### PROVIDED TEXT
Segment Open
Since then, 35 million people have died of AIDs worldwide, including millions in Africa.

Medications to aid a longer life

One of the longest surviving patient in the UK with HIV is a Londoner. A test in 1982 confirmed that Michael Penn was HIV positive. Now 75, Michael is a spokesperson for a charity organisation to raise awareness about the condition, according an article run by daily Independent. 

The article also says that in the space of half a decade, 20 of Michael's friends died.

AZT, the first drug created to tread the virus, helped Michael navigate through all these years, though he was not confident at first to take the drug. He was convinced during a visit to Washington State, he told Independent.

Over the years a series of inhibitors, so called as they work by blocking or changing enzymes that HIV needs to make copies of itself. This prevents HIV from copying itself, reducing thereby the amount of HIV in the body. 

As for the state of HIV-infected patients today, the rate of new diagnoses in western Europe has stayed the same for the last decade, with a possible slight decline since 2013. The proportion of infections via heterosexual sex has declined by

44 per cent since 2005, from nearly half to a third of the total. Infections diagnosed in people born in sub-Saharan Africa have gone down by 50 per cent, according to Aidsmap.

Though HIV-related stigma and discrimination is a worldwide phenomenon, it manifests itself differently across countries, communities, religious groups and individuals, according to experts. Asia and Africa, when assailed by the epidemic, had to deal with a stigma of an altogether different nature.  In sub-Saharan Africa, for example, heterosexual sex is the main route of infection, which means that HIV-related stigma in this region is mainly focused on infidelity and sex work, according to Aidsmap.

In India AIDS appeared with a vengeance, unlike in its other neighbouring nations, by 1995, government estimate showed a reported 11,000 confirmed cases of aids. However, the Bombay-based Centre for AIDS Research and Control estimated that there were at least 50,000 full-blown cases by the mid-1990s.
Segment Closed
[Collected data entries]
Segment Open
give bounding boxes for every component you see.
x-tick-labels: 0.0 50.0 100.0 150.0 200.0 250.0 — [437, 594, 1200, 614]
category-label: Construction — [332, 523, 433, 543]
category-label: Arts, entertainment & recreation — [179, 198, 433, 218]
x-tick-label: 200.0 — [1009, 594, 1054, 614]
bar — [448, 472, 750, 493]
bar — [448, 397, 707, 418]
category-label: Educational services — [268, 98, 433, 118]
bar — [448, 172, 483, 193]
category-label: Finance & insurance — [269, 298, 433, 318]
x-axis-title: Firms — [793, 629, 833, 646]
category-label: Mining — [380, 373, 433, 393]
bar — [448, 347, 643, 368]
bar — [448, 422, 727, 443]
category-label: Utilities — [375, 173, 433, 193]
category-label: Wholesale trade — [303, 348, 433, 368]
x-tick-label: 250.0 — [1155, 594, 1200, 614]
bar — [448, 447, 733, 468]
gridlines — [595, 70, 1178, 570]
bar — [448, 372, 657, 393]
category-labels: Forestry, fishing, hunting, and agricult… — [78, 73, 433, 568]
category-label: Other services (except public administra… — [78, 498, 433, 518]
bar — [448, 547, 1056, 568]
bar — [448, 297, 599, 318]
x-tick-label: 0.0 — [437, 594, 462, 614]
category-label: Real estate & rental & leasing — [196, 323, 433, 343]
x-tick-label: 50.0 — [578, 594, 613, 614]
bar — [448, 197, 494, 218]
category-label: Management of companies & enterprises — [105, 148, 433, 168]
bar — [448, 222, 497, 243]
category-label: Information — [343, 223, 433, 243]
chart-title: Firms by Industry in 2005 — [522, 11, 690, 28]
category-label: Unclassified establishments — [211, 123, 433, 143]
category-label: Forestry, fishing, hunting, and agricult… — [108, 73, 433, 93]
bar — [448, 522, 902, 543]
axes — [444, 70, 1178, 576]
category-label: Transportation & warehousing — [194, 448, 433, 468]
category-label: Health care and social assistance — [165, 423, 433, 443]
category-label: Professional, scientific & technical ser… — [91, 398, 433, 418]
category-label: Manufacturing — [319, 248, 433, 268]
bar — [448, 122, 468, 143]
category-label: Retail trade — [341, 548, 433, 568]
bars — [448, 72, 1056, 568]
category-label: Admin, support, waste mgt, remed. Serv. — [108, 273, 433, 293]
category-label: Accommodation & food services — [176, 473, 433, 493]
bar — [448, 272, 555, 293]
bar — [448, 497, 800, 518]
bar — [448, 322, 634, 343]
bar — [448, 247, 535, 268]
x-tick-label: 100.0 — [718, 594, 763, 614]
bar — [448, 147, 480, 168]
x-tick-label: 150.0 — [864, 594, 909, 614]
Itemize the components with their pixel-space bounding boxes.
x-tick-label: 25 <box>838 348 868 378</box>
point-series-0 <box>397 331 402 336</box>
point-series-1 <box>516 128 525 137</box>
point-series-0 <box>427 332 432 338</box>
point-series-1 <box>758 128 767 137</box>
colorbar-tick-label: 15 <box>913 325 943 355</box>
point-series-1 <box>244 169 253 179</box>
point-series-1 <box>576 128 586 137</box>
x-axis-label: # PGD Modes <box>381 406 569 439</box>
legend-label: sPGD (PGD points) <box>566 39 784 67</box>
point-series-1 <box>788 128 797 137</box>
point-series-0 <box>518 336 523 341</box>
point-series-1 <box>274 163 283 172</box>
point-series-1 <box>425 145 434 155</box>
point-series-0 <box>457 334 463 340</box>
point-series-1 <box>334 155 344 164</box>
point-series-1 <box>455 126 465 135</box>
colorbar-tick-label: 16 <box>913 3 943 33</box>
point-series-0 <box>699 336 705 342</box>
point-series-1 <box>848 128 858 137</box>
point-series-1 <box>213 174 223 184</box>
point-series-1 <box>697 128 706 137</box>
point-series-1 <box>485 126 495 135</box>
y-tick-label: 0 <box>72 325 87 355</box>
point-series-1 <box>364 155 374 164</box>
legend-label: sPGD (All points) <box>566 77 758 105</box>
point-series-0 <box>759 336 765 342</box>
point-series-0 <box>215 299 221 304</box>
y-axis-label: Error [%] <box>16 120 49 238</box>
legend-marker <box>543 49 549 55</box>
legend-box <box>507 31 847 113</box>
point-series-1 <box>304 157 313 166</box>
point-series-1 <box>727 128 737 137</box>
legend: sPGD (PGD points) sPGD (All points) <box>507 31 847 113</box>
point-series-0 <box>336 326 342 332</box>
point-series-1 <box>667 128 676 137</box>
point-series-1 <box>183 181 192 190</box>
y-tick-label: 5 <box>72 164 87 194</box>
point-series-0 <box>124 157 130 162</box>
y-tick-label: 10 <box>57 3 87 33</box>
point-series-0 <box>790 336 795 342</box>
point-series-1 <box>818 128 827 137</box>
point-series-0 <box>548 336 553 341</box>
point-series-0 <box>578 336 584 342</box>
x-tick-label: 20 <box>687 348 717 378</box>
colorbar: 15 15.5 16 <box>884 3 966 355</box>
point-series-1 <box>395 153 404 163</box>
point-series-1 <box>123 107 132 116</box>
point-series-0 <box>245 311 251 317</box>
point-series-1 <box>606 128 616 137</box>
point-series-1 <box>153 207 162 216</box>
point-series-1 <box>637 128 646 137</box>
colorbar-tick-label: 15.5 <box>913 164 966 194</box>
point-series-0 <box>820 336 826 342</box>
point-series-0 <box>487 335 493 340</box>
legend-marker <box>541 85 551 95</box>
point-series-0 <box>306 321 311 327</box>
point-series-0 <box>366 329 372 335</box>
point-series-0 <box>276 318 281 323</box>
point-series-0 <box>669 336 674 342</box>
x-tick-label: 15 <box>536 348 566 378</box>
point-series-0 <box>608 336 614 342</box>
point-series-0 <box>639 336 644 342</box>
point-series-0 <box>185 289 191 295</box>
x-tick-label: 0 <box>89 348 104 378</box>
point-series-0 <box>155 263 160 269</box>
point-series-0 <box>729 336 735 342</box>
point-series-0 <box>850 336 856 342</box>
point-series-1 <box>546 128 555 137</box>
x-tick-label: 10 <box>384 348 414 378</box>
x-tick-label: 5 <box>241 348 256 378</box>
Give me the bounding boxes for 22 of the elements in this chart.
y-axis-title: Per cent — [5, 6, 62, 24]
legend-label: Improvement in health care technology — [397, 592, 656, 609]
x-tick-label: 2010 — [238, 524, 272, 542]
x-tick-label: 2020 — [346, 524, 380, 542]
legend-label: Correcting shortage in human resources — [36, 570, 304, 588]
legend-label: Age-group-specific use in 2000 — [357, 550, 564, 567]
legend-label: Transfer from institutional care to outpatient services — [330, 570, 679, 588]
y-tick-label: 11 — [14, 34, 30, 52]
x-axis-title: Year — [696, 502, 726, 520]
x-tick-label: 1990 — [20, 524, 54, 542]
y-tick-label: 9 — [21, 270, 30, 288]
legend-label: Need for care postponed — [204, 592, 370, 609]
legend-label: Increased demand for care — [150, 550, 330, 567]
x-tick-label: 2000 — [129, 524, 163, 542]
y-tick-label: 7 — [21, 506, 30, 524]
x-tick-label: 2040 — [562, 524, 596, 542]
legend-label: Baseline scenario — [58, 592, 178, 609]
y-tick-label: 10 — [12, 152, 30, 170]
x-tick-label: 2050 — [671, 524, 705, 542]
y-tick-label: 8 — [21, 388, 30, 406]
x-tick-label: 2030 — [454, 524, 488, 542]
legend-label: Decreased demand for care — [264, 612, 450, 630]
Segment Closed
### USING THE INFORMATION
**a)** Summarize the article on HIV and AIDS in two sentences.
**b)** Write what follows in the article on HIV and AIDS, picking up after its final sentence.

### OUTPUTS FOR THE TASKS
**a)** Michael Penn, a Londoner confirmed HIV positive in 1982 and one of the UK's longest surviving patients, was helped through the years by AZT, the first drug created to treat the virus, though 20 of his friends died in the space of half a decade. HIV-related stigma takes different forms across countries and regions, centering on infidelity and sex work in sub-Saharan Africa, while in India government estimates showed 11,000 confirmed AIDS cases by 1995 against a Bombay-based research center's estimate of at least 50,000 full-blown cases by the mid-1990s.

**b)**
After the bouts of fear and misgivings that gripped the world, a new feature of the disease came to the surface. Doctors discovered that there were careers who could transmit AIDS to their partners without developing the symptoms themselves. 

A 1992 report in India Today brought to light someone named Dev, then 37, from a well-known Delhi school, who was an aids carrier for a long time but developed the disease in the last stage. Dev admitted to sexually promiscuous behaviour in Zambia seven years ago. His wife and daughter also tested positive for the deadly virus.

So the globalised fear of AIDS crossing borders was fuelled by the cases of infection detected in people who returned from abroad. In Bangladesh, people who returned from the US and certain European countries seemed to have stoked fear, though reality gave an altogether different picture. 

Therefore, such unfounded fears were short lived. HIV Aids have now been pushed out of focus. Though prejudices still exists around the globe, the danger that it once posed has also subsided, thanks to more and more patients who have been enjoying longer life. 

Light at the end of the tunnel

Medical News Today claims that the increase in life expectancy for people living with HIV has direct links to improvements in medical therapy, which includes antiretroviral medications.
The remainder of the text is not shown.